◆ **PROMPT**: Edit the rows below so that every "bar-segment" becomes "bar-piece", leaving everything else unchanged.

◆ **MATERIAL FOR THIS TASK**:
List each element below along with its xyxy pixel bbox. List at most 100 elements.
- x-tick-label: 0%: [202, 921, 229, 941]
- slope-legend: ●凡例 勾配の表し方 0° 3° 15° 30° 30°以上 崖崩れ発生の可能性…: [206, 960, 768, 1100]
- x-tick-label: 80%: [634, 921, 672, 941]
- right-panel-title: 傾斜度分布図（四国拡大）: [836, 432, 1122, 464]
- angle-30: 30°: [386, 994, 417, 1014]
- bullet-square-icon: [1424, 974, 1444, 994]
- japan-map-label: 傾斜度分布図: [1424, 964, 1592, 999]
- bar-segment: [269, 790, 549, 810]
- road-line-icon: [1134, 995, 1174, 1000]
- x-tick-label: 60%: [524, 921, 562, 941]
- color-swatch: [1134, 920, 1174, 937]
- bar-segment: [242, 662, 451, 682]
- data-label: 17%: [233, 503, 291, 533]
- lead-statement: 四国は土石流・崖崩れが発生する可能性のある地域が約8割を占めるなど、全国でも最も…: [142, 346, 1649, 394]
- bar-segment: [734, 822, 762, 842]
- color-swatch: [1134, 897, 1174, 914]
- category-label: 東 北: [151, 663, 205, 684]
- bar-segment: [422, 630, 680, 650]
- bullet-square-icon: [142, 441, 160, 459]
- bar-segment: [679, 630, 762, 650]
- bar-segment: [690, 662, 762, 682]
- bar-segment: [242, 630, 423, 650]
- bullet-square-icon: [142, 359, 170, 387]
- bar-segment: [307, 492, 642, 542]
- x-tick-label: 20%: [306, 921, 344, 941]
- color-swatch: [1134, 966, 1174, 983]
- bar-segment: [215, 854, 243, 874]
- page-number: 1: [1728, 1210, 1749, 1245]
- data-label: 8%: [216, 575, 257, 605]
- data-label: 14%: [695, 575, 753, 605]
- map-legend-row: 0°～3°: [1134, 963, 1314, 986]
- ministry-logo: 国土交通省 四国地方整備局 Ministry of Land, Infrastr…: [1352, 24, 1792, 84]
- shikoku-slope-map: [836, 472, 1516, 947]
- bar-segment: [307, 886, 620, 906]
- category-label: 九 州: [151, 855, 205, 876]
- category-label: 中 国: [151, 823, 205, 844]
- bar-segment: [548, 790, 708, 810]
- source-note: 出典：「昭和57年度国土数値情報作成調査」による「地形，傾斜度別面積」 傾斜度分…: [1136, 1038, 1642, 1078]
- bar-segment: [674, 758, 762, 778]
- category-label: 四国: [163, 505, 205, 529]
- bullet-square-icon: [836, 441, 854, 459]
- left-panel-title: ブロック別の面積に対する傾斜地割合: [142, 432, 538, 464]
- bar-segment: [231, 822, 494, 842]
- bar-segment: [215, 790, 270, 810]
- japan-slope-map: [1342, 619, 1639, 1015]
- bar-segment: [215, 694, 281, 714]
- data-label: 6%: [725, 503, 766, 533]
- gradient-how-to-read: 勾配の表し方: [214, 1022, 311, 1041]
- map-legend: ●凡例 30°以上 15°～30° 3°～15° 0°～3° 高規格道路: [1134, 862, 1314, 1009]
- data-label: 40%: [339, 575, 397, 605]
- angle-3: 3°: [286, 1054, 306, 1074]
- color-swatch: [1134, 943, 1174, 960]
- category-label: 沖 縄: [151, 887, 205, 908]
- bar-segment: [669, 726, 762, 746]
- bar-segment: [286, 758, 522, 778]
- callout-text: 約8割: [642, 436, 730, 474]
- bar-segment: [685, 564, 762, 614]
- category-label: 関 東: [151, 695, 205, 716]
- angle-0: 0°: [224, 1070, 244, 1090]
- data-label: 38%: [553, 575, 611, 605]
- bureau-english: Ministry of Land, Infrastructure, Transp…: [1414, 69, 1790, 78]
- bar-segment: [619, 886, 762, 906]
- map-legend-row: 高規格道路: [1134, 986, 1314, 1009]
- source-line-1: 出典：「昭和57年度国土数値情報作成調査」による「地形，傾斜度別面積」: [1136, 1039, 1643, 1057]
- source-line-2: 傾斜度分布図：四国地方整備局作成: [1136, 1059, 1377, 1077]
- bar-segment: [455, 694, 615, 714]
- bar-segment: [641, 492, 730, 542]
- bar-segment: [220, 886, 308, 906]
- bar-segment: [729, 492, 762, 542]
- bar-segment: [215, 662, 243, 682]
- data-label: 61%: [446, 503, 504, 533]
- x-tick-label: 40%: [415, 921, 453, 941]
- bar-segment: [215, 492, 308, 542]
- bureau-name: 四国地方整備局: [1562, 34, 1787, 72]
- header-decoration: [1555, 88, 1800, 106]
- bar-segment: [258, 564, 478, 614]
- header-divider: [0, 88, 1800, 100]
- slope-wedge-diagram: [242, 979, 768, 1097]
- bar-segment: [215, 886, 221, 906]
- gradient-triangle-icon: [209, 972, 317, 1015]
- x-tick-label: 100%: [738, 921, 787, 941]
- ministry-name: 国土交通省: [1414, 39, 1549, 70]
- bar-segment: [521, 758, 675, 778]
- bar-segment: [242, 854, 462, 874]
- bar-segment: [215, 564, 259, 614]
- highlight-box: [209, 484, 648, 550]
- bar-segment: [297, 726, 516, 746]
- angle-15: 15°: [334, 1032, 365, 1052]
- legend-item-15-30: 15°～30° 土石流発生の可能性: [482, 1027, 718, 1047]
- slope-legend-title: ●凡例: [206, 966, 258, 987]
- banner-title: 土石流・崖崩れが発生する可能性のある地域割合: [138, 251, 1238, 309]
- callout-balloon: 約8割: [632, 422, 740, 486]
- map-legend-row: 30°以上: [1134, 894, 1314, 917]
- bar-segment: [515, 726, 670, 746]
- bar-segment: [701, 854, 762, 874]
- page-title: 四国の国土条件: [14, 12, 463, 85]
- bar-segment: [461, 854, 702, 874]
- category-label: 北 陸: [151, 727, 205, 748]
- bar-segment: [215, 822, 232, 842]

◆ **REPLY TO THE TASK**:
List each element below along with its xyxy pixel bbox. List at most 100 elements.
- x-tick-label: 0%: [202, 921, 229, 941]
- slope-legend: ●凡例 勾配の表し方 0° 3° 15° 30° 30°以上 崖崩れ発生の可能性…: [206, 960, 768, 1100]
- x-tick-label: 80%: [634, 921, 672, 941]
- right-panel-title: 傾斜度分布図（四国拡大）: [836, 432, 1122, 464]
- angle-30: 30°: [386, 994, 417, 1014]
- bullet-square-icon: [1424, 974, 1444, 994]
- japan-map-label: 傾斜度分布図: [1424, 964, 1592, 999]
- bar-piece: [269, 790, 549, 810]
- road-line-icon: [1134, 995, 1174, 1000]
- x-tick-label: 60%: [524, 921, 562, 941]
- color-swatch: [1134, 920, 1174, 937]
- bar-piece: [242, 662, 451, 682]
- data-label: 17%: [233, 503, 291, 533]
- lead-statement: 四国は土石流・崖崩れが発生する可能性のある地域が約8割を占めるなど、全国でも最も…: [142, 346, 1649, 394]
- bar-piece: [734, 822, 762, 842]
- color-swatch: [1134, 897, 1174, 914]
- category-label: 東 北: [151, 663, 205, 684]
- bar-piece: [422, 630, 680, 650]
- bullet-square-icon: [142, 441, 160, 459]
- bar-piece: [679, 630, 762, 650]
- bar-piece: [690, 662, 762, 682]
- bar-piece: [242, 630, 423, 650]
- bullet-square-icon: [142, 359, 170, 387]
- bar-piece: [307, 492, 642, 542]
- x-tick-label: 20%: [306, 921, 344, 941]
- color-swatch: [1134, 966, 1174, 983]
- bar-piece: [215, 854, 243, 874]
- page-number: 1: [1728, 1210, 1749, 1245]
- data-label: 8%: [216, 575, 257, 605]
- data-label: 14%: [695, 575, 753, 605]
- map-legend-row: 0°～3°: [1134, 963, 1314, 986]
- ministry-logo: 国土交通省 四国地方整備局 Ministry of Land, Infrastr…: [1352, 24, 1792, 84]
- shikoku-slope-map: [836, 472, 1516, 947]
- bar-piece: [307, 886, 620, 906]
- category-label: 九 州: [151, 855, 205, 876]
- category-label: 中 国: [151, 823, 205, 844]
- bar-piece: [548, 790, 708, 810]
- source-note: 出典：「昭和57年度国土数値情報作成調査」による「地形，傾斜度別面積」 傾斜度分…: [1136, 1038, 1642, 1078]
- bar-piece: [674, 758, 762, 778]
- category-label: 四国: [163, 505, 205, 529]
- bullet-square-icon: [836, 441, 854, 459]
- left-panel-title: ブロック別の面積に対する傾斜地割合: [142, 432, 538, 464]
- bar-piece: [231, 822, 494, 842]
- bar-piece: [215, 790, 270, 810]
- japan-slope-map: [1342, 619, 1639, 1015]
- bar-piece: [215, 694, 281, 714]
- data-label: 6%: [725, 503, 766, 533]
- gradient-how-to-read: 勾配の表し方: [214, 1022, 311, 1041]
- map-legend: ●凡例 30°以上 15°～30° 3°～15° 0°～3° 高規格道路: [1134, 862, 1314, 1009]
- data-label: 40%: [339, 575, 397, 605]
- angle-3: 3°: [286, 1054, 306, 1074]
- color-swatch: [1134, 943, 1174, 960]
- category-label: 沖 縄: [151, 887, 205, 908]
- bar-piece: [669, 726, 762, 746]
- bar-piece: [286, 758, 522, 778]
- callout-text: 約8割: [642, 436, 730, 474]
- bar-piece: [685, 564, 762, 614]
- category-label: 関 東: [151, 695, 205, 716]
- angle-0: 0°: [224, 1070, 244, 1090]
- data-label: 38%: [553, 575, 611, 605]
- bureau-english: Ministry of Land, Infrastructure, Transp…: [1414, 69, 1790, 78]
- bar-piece: [619, 886, 762, 906]
- map-legend-row: 高規格道路: [1134, 986, 1314, 1009]
- source-line-1: 出典：「昭和57年度国土数値情報作成調査」による「地形，傾斜度別面積」: [1136, 1039, 1643, 1057]
- source-line-2: 傾斜度分布図：四国地方整備局作成: [1136, 1059, 1377, 1077]
- bar-piece: [455, 694, 615, 714]
- bar-piece: [641, 492, 730, 542]
- bar-piece: [220, 886, 308, 906]
- bar-piece: [729, 492, 762, 542]
- bar-piece: [215, 662, 243, 682]
- data-label: 61%: [446, 503, 504, 533]
- x-tick-label: 40%: [415, 921, 453, 941]
- bar-piece: [215, 492, 308, 542]
- bureau-name: 四国地方整備局: [1562, 34, 1787, 72]
- header-decoration: [1555, 88, 1800, 106]
- bar-piece: [258, 564, 478, 614]
- header-divider: [0, 88, 1800, 100]
- slope-wedge-diagram: [242, 979, 768, 1097]
- bar-piece: [215, 886, 221, 906]
- gradient-triangle-icon: [209, 972, 317, 1015]
- x-tick-label: 100%: [738, 921, 787, 941]
- ministry-name: 国土交通省: [1414, 39, 1549, 70]
- bar-piece: [521, 758, 675, 778]
- bar-piece: [242, 854, 462, 874]
- bar-piece: [215, 564, 259, 614]
- highlight-box: [209, 484, 648, 550]
- bar-piece: [297, 726, 516, 746]
- angle-15: 15°: [334, 1032, 365, 1052]
- legend-item-15-30: 15°～30° 土石流発生の可能性: [482, 1027, 718, 1047]
- slope-legend-title: ●凡例: [206, 966, 258, 987]
- banner-title: 土石流・崖崩れが発生する可能性のある地域割合: [138, 251, 1238, 309]
- callout-balloon: 約8割: [632, 422, 740, 486]
- map-legend-row: 30°以上: [1134, 894, 1314, 917]
- bar-piece: [515, 726, 670, 746]
- bar-piece: [701, 854, 762, 874]
- page-title: 四国の国土条件: [14, 12, 463, 85]
- bar-piece: [461, 854, 702, 874]
- category-label: 北 陸: [151, 727, 205, 748]
- bar-piece: [215, 822, 232, 842]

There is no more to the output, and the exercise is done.